Start of Input data

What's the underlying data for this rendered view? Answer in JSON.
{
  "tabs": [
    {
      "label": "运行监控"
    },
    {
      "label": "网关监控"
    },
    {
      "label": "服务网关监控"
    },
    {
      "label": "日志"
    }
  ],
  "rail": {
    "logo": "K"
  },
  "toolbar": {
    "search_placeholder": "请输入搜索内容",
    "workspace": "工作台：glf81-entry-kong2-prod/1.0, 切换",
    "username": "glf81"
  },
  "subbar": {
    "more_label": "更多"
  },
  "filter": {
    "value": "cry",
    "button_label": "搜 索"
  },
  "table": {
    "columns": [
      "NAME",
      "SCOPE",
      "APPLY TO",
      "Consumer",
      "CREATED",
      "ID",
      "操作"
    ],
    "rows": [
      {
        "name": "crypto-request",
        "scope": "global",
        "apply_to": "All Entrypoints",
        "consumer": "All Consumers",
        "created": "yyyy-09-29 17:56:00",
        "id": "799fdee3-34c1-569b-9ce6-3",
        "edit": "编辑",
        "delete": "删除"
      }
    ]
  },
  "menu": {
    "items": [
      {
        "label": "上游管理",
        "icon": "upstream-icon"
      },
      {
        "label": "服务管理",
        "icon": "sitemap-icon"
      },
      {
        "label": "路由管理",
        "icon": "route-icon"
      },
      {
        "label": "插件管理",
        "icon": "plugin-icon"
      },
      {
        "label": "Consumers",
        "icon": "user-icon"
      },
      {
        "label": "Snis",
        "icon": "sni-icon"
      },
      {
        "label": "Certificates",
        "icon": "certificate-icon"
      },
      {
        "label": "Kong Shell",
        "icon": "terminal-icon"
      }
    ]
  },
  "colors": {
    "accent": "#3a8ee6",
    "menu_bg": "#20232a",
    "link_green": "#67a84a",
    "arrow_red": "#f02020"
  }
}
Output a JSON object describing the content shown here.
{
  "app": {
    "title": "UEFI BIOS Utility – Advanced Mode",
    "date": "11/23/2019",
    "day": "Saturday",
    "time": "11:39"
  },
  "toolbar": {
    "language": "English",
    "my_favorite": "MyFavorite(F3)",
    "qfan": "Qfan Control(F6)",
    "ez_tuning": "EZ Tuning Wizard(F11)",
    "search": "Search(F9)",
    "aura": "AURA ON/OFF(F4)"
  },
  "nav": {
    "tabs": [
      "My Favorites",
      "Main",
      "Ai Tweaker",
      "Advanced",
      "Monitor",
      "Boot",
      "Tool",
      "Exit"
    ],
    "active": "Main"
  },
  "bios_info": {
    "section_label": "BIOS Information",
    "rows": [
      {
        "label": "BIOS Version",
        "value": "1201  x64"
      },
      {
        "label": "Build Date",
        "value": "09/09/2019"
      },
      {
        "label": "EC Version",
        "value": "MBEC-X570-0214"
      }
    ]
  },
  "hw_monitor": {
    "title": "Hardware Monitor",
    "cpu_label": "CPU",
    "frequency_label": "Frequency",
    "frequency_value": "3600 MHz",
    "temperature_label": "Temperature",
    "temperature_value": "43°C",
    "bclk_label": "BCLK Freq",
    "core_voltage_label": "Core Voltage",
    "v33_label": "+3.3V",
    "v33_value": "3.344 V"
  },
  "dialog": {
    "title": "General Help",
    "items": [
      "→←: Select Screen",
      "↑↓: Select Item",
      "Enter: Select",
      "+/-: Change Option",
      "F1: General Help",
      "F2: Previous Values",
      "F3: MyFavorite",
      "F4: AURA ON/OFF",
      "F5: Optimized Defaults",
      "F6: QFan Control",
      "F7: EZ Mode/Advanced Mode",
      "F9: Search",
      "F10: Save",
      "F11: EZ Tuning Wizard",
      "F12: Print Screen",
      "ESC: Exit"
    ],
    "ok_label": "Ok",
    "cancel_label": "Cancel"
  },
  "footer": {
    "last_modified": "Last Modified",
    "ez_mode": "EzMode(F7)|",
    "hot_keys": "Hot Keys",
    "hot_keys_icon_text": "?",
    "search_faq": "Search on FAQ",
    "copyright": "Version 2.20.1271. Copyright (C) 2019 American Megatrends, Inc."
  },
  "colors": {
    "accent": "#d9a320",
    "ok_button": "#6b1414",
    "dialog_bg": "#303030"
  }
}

End of Input data

Repeat each entry word for word.

◆ Response:
What's the underlying data for this rendered view? Answer in JSON.
{
  "tabs": [
    {
      "label": "运行监控"
    },
    {
      "label": "网关监控"
    },
    {
      "label": "服务网关监控"
    },
    {
      "label": "日志"
    }
  ],
  "rail": {
    "logo": "K"
  },
  "toolbar": {
    "search_placeholder": "请输入搜索内容",
    "workspace": "工作台：glf81-entry-kong2-prod/1.0, 切换",
    "username": "glf81"
  },
  "subbar": {
    "more_label": "更多"
  },
  "filter": {
    "value": "cry",
    "button_label": "搜 索"
  },
  "table": {
    "columns": [
      "NAME",
      "SCOPE",
      "APPLY TO",
      "Consumer",
      "CREATED",
      "ID",
      "操作"
    ],
    "rows": [
      {
        "name": "crypto-request",
        "scope": "global",
        "apply_to": "All Entrypoints",
        "consumer": "All Consumers",
        "created": "yyyy-09-29 17:56:00",
        "id": "799fdee3-34c1-569b-9ce6-3",
        "edit": "编辑",
        "delete": "删除"
      }
    ]
  },
  "menu": {
    "items": [
      {
        "label": "上游管理",
        "icon": "upstream-icon"
      },
      {
        "label": "服务管理",
        "icon": "sitemap-icon"
      },
      {
        "label": "路由管理",
        "icon": "route-icon"
      },
      {
        "label": "插件管理",
        "icon": "plugin-icon"
      },
      {
        "label": "Consumers",
        "icon": "user-icon"
      },
      {
        "label": "Snis",
        "icon": "sni-icon"
      },
      {
        "label": "Certificates",
        "icon": "certificate-icon"
      },
      {
        "label": "Kong Shell",
        "icon": "terminal-icon"
      }
    ]
  },
  "colors": {
    "accent": "#3a8ee6",
    "menu_bg": "#20232a",
    "link_green": "#67a84a",
    "arrow_red": "#f02020"
  }
}
Output a JSON object describing the content shown here.
{
  "app": {
    "title": "UEFI BIOS Utility – Advanced Mode",
    "date": "11/23/2019",
    "day": "Saturday",
    "time": "11:39"
  },
  "toolbar": {
    "language": "English",
    "my_favorite": "MyFavorite(F3)",
    "qfan": "Qfan Control(F6)",
    "ez_tuning": "EZ Tuning Wizard(F11)",
    "search": "Search(F9)",
    "aura": "AURA ON/OFF(F4)"
  },
  "nav": {
    "tabs": [
      "My Favorites",
      "Main",
      "Ai Tweaker",
      "Advanced",
      "Monitor",
      "Boot",
      "Tool",
      "Exit"
    ],
    "active": "Main"
  },
  "bios_info": {
    "section_label": "BIOS Information",
    "rows": [
      {
        "label": "BIOS Version",
        "value": "1201  x64"
      },
      {
        "label": "Build Date",
        "value": "09/09/2019"
      },
      {
        "label": "EC Version",
        "value": "MBEC-X570-0214"
      }
    ]
  },
  "hw_monitor": {
    "title": "Hardware Monitor",
    "cpu_label": "CPU",
    "frequency_label": "Frequency",
    "frequency_value": "3600 MHz",
    "temperature_label": "Temperature",
    "temperature_value": "43°C",
    "bclk_label": "BCLK Freq",
    "core_voltage_label": "Core Voltage",
    "v33_label": "+3.3V",
    "v33_value": "3.344 V"
  },
  "dialog": {
    "title": "General Help",
    "items": [
      "→←: Select Screen",
      "↑↓: Select Item",
      "Enter: Select",
      "+/-: Change Option",
      "F1: General Help",
      "F2: Previous Values",
      "F3: MyFavorite",
      "F4: AURA ON/OFF",
      "F5: Optimized Defaults",
      "F6: QFan Control",
      "F7: EZ Mode/Advanced Mode",
      "F9: Search",
      "F10: Save",
      "F11: EZ Tuning Wizard",
      "F12: Print Screen",
      "ESC: Exit"
    ],
    "ok_label": "Ok",
    "cancel_label": "Cancel"
  },
  "footer": {
    "last_modified": "Last Modified",
    "ez_mode": "EzMode(F7)|",
    "hot_keys": "Hot Keys",
    "hot_keys_icon_text": "?",
    "search_faq": "Search on FAQ",
    "copyright": "Version 2.20.1271. Copyright (C) 2019 American Megatrends, Inc."
  },
  "colors": {
    "accent": "#d9a320",
    "ok_button": "#6b1414",
    "dialog_bg": "#303030"
  }
}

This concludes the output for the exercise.